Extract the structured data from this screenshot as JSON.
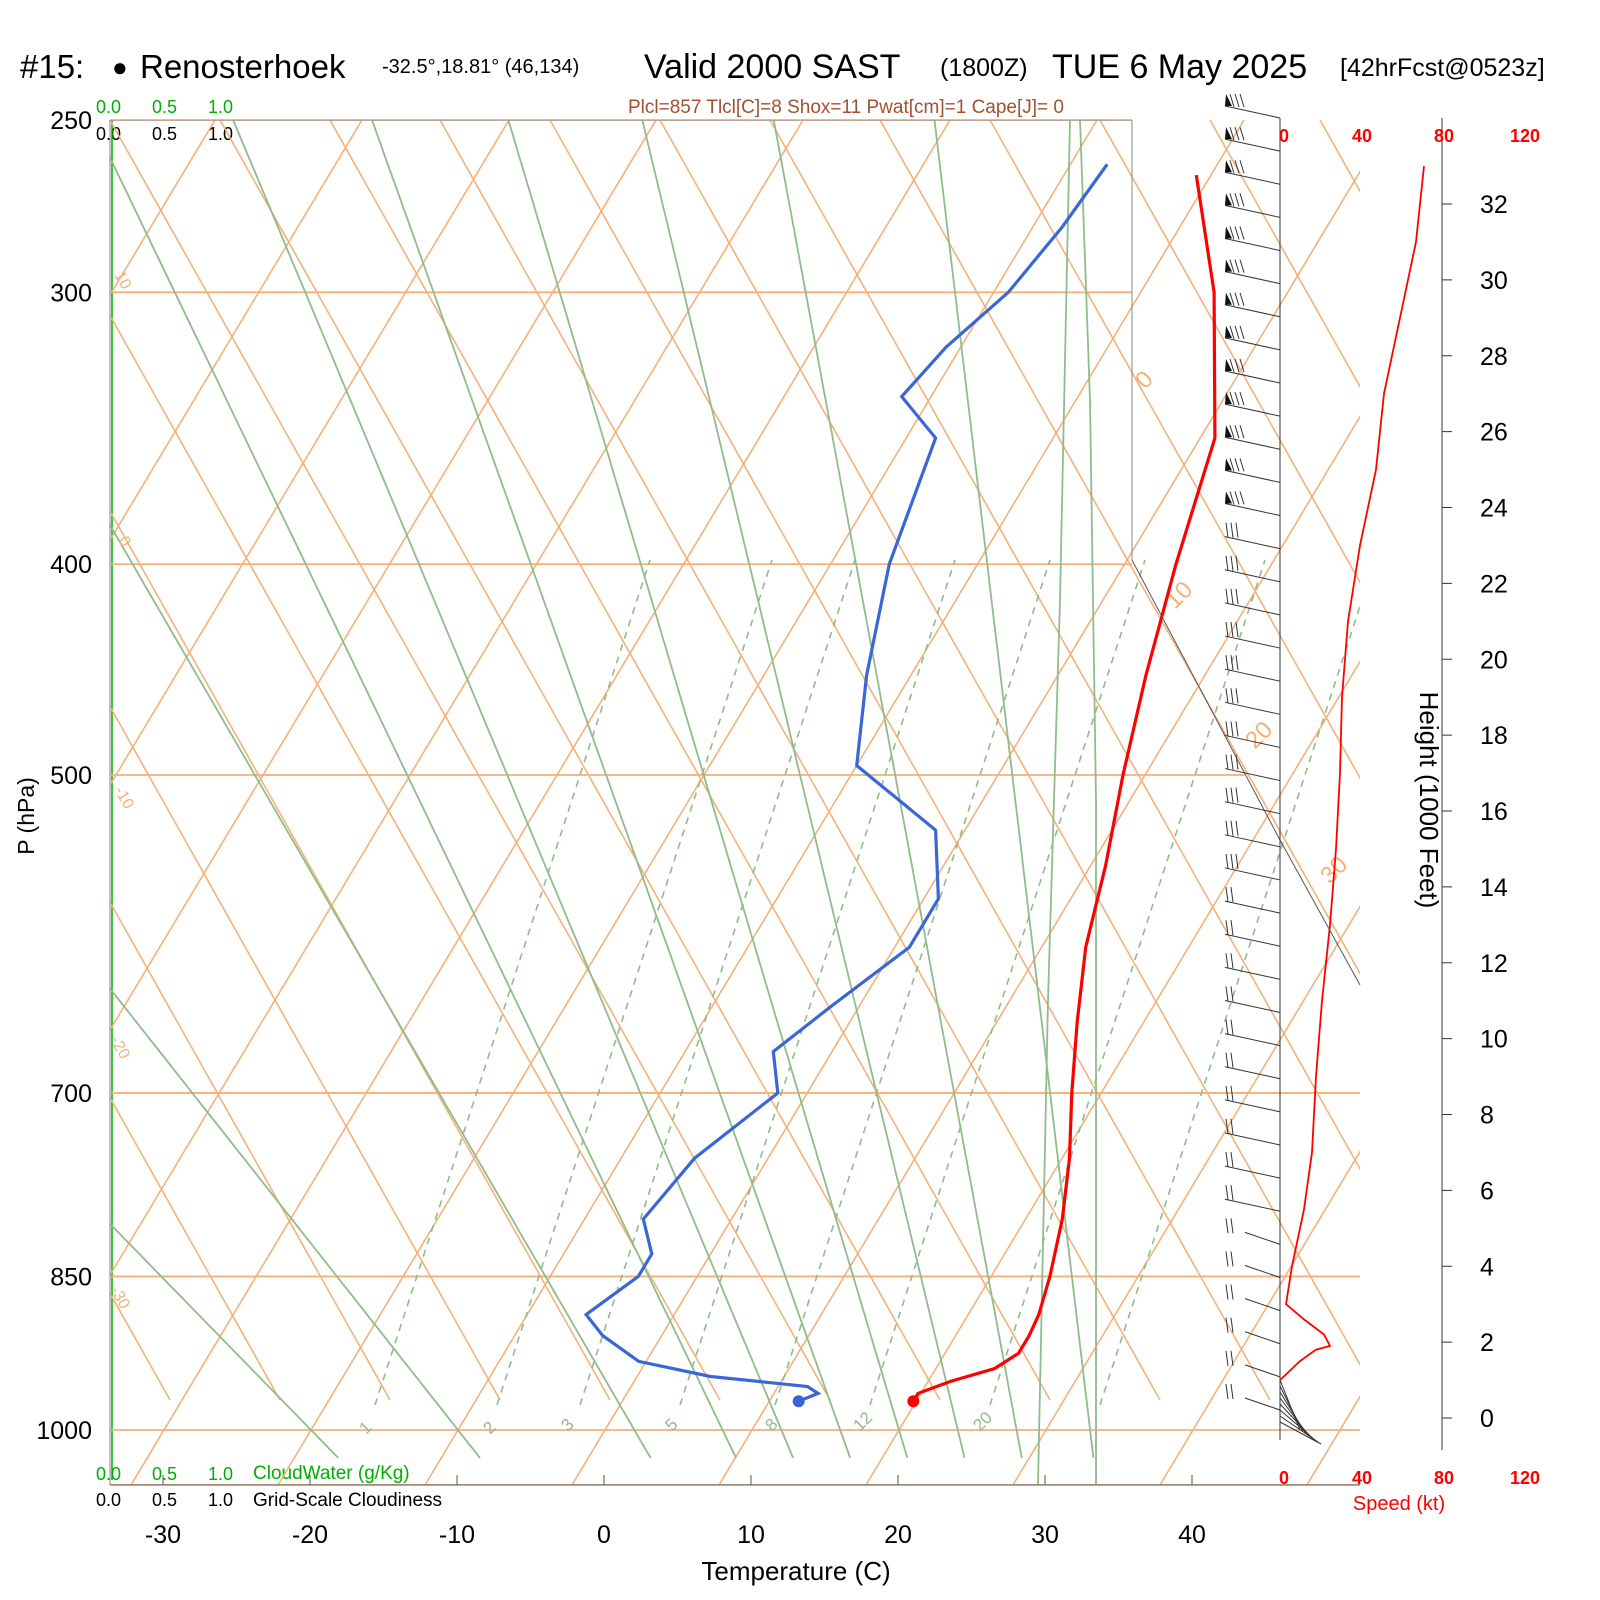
{
  "header": {
    "station_id": "#15:",
    "station_marker": "●",
    "station_name": "Renosterhoek",
    "coords": "-32.5°,18.81° (46,134)",
    "valid_label": "Valid 2000 SAST",
    "zulu": "(1800Z)",
    "date": "TUE 6 May 2025",
    "forecast": "[42hrFcst@0523z]"
  },
  "stats_line": "Plcl=857 Tlcl[C]=8 Shox=11 Pwat[cm]=1 Cape[J]= 0",
  "colors": {
    "temperature": "#ff0000",
    "dewpoint": "#3a66d6",
    "isotherm": "#f5b07a",
    "adiabat": "#8fbc8a",
    "mixing_ratio": "#8fbc8a",
    "stats": "#a0522d",
    "cloud_green": "#00b000",
    "speed_red": "#ff0000"
  },
  "cloud_scales": {
    "top_green": [
      "0.0",
      "0.5",
      "1.0"
    ],
    "top_black": [
      "0.0",
      "0.5",
      "1.0"
    ],
    "bottom_green": [
      "0.0",
      "0.5",
      "1.0"
    ],
    "bottom_green_label": "CloudWater (g/Kg)",
    "bottom_black": [
      "0.0",
      "0.5",
      "1.0"
    ],
    "bottom_black_label": "Grid-Scale Cloudiness"
  },
  "chart_data": {
    "type": "line",
    "subtype": "skew-T log-P sounding",
    "xlabel": "Temperature (C)",
    "ylabel": "P (hPa)",
    "xlim": [
      -33,
      47
    ],
    "pressure_range": [
      1000,
      250
    ],
    "x_ticks": [
      -30,
      -20,
      -10,
      0,
      10,
      20,
      30,
      40
    ],
    "p_ticks": [
      250,
      300,
      400,
      500,
      700,
      850,
      1000
    ],
    "isotherm_labels": [
      "10",
      "0",
      "-10",
      "-20",
      "-30",
      "0",
      "10",
      "20",
      "30"
    ],
    "mixing_ratio_labels": [
      "1",
      "2",
      "3",
      "5",
      "8",
      "12",
      "20"
    ],
    "series": [
      {
        "name": "Temperature",
        "points": [
          [
            19.8,
            970
          ],
          [
            19.8,
            962
          ],
          [
            21.5,
            950
          ],
          [
            24,
            937
          ],
          [
            25,
            922
          ],
          [
            25,
            905
          ],
          [
            24.8,
            885
          ],
          [
            24,
            850
          ],
          [
            22.5,
            800
          ],
          [
            20.5,
            750
          ],
          [
            18,
            700
          ],
          [
            15.5,
            650
          ],
          [
            13,
            600
          ],
          [
            11,
            550
          ],
          [
            8.5,
            500
          ],
          [
            6,
            450
          ],
          [
            3.5,
            400
          ],
          [
            1,
            350
          ],
          [
            -5,
            300
          ],
          [
            -11,
            265
          ]
        ]
      },
      {
        "name": "Dewpoint",
        "points": [
          [
            12,
            970
          ],
          [
            13,
            962
          ],
          [
            12,
            955
          ],
          [
            5,
            945
          ],
          [
            -0.5,
            930
          ],
          [
            -4,
            905
          ],
          [
            -6,
            885
          ],
          [
            -4,
            850
          ],
          [
            -4,
            830
          ],
          [
            -6,
            800
          ],
          [
            -5,
            750
          ],
          [
            -2,
            700
          ],
          [
            -4,
            670
          ],
          [
            -2,
            640
          ],
          [
            1,
            600
          ],
          [
            1,
            570
          ],
          [
            -2,
            530
          ],
          [
            -10,
            495
          ],
          [
            -13,
            450
          ],
          [
            -16,
            400
          ],
          [
            -18,
            350
          ],
          [
            -22,
            335
          ],
          [
            -21,
            318
          ],
          [
            -19,
            300
          ],
          [
            -18,
            280
          ],
          [
            -17.5,
            262
          ]
        ]
      }
    ],
    "speed_profile": {
      "xlabel": "Speed (kt)",
      "x_ticks": [
        "0",
        "40",
        "80",
        "120"
      ],
      "height_label": "Height (1000 Feet)",
      "height_ticks": [
        0,
        2,
        4,
        6,
        8,
        10,
        12,
        14,
        16,
        18,
        20,
        22,
        24,
        26,
        28,
        30,
        32
      ],
      "points": [
        [
          0,
          1.0
        ],
        [
          10,
          1.5
        ],
        [
          18,
          1.8
        ],
        [
          25,
          1.9
        ],
        [
          22,
          2.2
        ],
        [
          12,
          2.6
        ],
        [
          3,
          3.0
        ],
        [
          6,
          4.0
        ],
        [
          12,
          5.5
        ],
        [
          16,
          7
        ],
        [
          18,
          9
        ],
        [
          21,
          11
        ],
        [
          25,
          13
        ],
        [
          28,
          15
        ],
        [
          30,
          17
        ],
        [
          31,
          19
        ],
        [
          34,
          21
        ],
        [
          40,
          23
        ],
        [
          48,
          25
        ],
        [
          52,
          27
        ],
        [
          60,
          29
        ],
        [
          68,
          31
        ],
        [
          72,
          33
        ]
      ]
    },
    "wind_barbs": {
      "count": 40,
      "top_speed_kt": 55
    }
  }
}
• • • •
> Work to be completed:
Leave out the pictures and print every line of the data exactly.

> Result of the task:
Extract the structured data from this screenshot as JSON.
{
  "header": {
    "station_id": "#15:",
    "station_marker": "●",
    "station_name": "Renosterhoek",
    "coords": "-32.5°,18.81° (46,134)",
    "valid_label": "Valid 2000 SAST",
    "zulu": "(1800Z)",
    "date": "TUE 6 May 2025",
    "forecast": "[42hrFcst@0523z]"
  },
  "stats_line": "Plcl=857 Tlcl[C]=8 Shox=11 Pwat[cm]=1 Cape[J]= 0",
  "colors": {
    "temperature": "#ff0000",
    "dewpoint": "#3a66d6",
    "isotherm": "#f5b07a",
    "adiabat": "#8fbc8a",
    "mixing_ratio": "#8fbc8a",
    "stats": "#a0522d",
    "cloud_green": "#00b000",
    "speed_red": "#ff0000"
  },
  "cloud_scales": {
    "top_green": [
      "0.0",
      "0.5",
      "1.0"
    ],
    "top_black": [
      "0.0",
      "0.5",
      "1.0"
    ],
    "bottom_green": [
      "0.0",
      "0.5",
      "1.0"
    ],
    "bottom_green_label": "CloudWater (g/Kg)",
    "bottom_black": [
      "0.0",
      "0.5",
      "1.0"
    ],
    "bottom_black_label": "Grid-Scale Cloudiness"
  },
  "chart_data": {
    "type": "line",
    "subtype": "skew-T log-P sounding",
    "xlabel": "Temperature (C)",
    "ylabel": "P (hPa)",
    "xlim": [
      -33,
      47
    ],
    "pressure_range": [
      1000,
      250
    ],
    "x_ticks": [
      -30,
      -20,
      -10,
      0,
      10,
      20,
      30,
      40
    ],
    "p_ticks": [
      250,
      300,
      400,
      500,
      700,
      850,
      1000
    ],
    "isotherm_labels": [
      "10",
      "0",
      "-10",
      "-20",
      "-30",
      "0",
      "10",
      "20",
      "30"
    ],
    "mixing_ratio_labels": [
      "1",
      "2",
      "3",
      "5",
      "8",
      "12",
      "20"
    ],
    "series": [
      {
        "name": "Temperature",
        "points": [
          [
            19.8,
            970
          ],
          [
            19.8,
            962
          ],
          [
            21.5,
            950
          ],
          [
            24,
            937
          ],
          [
            25,
            922
          ],
          [
            25,
            905
          ],
          [
            24.8,
            885
          ],
          [
            24,
            850
          ],
          [
            22.5,
            800
          ],
          [
            20.5,
            750
          ],
          [
            18,
            700
          ],
          [
            15.5,
            650
          ],
          [
            13,
            600
          ],
          [
            11,
            550
          ],
          [
            8.5,
            500
          ],
          [
            6,
            450
          ],
          [
            3.5,
            400
          ],
          [
            1,
            350
          ],
          [
            -5,
            300
          ],
          [
            -11,
            265
          ]
        ]
      },
      {
        "name": "Dewpoint",
        "points": [
          [
            12,
            970
          ],
          [
            13,
            962
          ],
          [
            12,
            955
          ],
          [
            5,
            945
          ],
          [
            -0.5,
            930
          ],
          [
            -4,
            905
          ],
          [
            -6,
            885
          ],
          [
            -4,
            850
          ],
          [
            -4,
            830
          ],
          [
            -6,
            800
          ],
          [
            -5,
            750
          ],
          [
            -2,
            700
          ],
          [
            -4,
            670
          ],
          [
            -2,
            640
          ],
          [
            1,
            600
          ],
          [
            1,
            570
          ],
          [
            -2,
            530
          ],
          [
            -10,
            495
          ],
          [
            -13,
            450
          ],
          [
            -16,
            400
          ],
          [
            -18,
            350
          ],
          [
            -22,
            335
          ],
          [
            -21,
            318
          ],
          [
            -19,
            300
          ],
          [
            -18,
            280
          ],
          [
            -17.5,
            262
          ]
        ]
      }
    ],
    "speed_profile": {
      "xlabel": "Speed (kt)",
      "x_ticks": [
        "0",
        "40",
        "80",
        "120"
      ],
      "height_label": "Height (1000 Feet)",
      "height_ticks": [
        0,
        2,
        4,
        6,
        8,
        10,
        12,
        14,
        16,
        18,
        20,
        22,
        24,
        26,
        28,
        30,
        32
      ],
      "points": [
        [
          0,
          1.0
        ],
        [
          10,
          1.5
        ],
        [
          18,
          1.8
        ],
        [
          25,
          1.9
        ],
        [
          22,
          2.2
        ],
        [
          12,
          2.6
        ],
        [
          3,
          3.0
        ],
        [
          6,
          4.0
        ],
        [
          12,
          5.5
        ],
        [
          16,
          7
        ],
        [
          18,
          9
        ],
        [
          21,
          11
        ],
        [
          25,
          13
        ],
        [
          28,
          15
        ],
        [
          30,
          17
        ],
        [
          31,
          19
        ],
        [
          34,
          21
        ],
        [
          40,
          23
        ],
        [
          48,
          25
        ],
        [
          52,
          27
        ],
        [
          60,
          29
        ],
        [
          68,
          31
        ],
        [
          72,
          33
        ]
      ]
    },
    "wind_barbs": {
      "count": 40,
      "top_speed_kt": 55
    }
  }
}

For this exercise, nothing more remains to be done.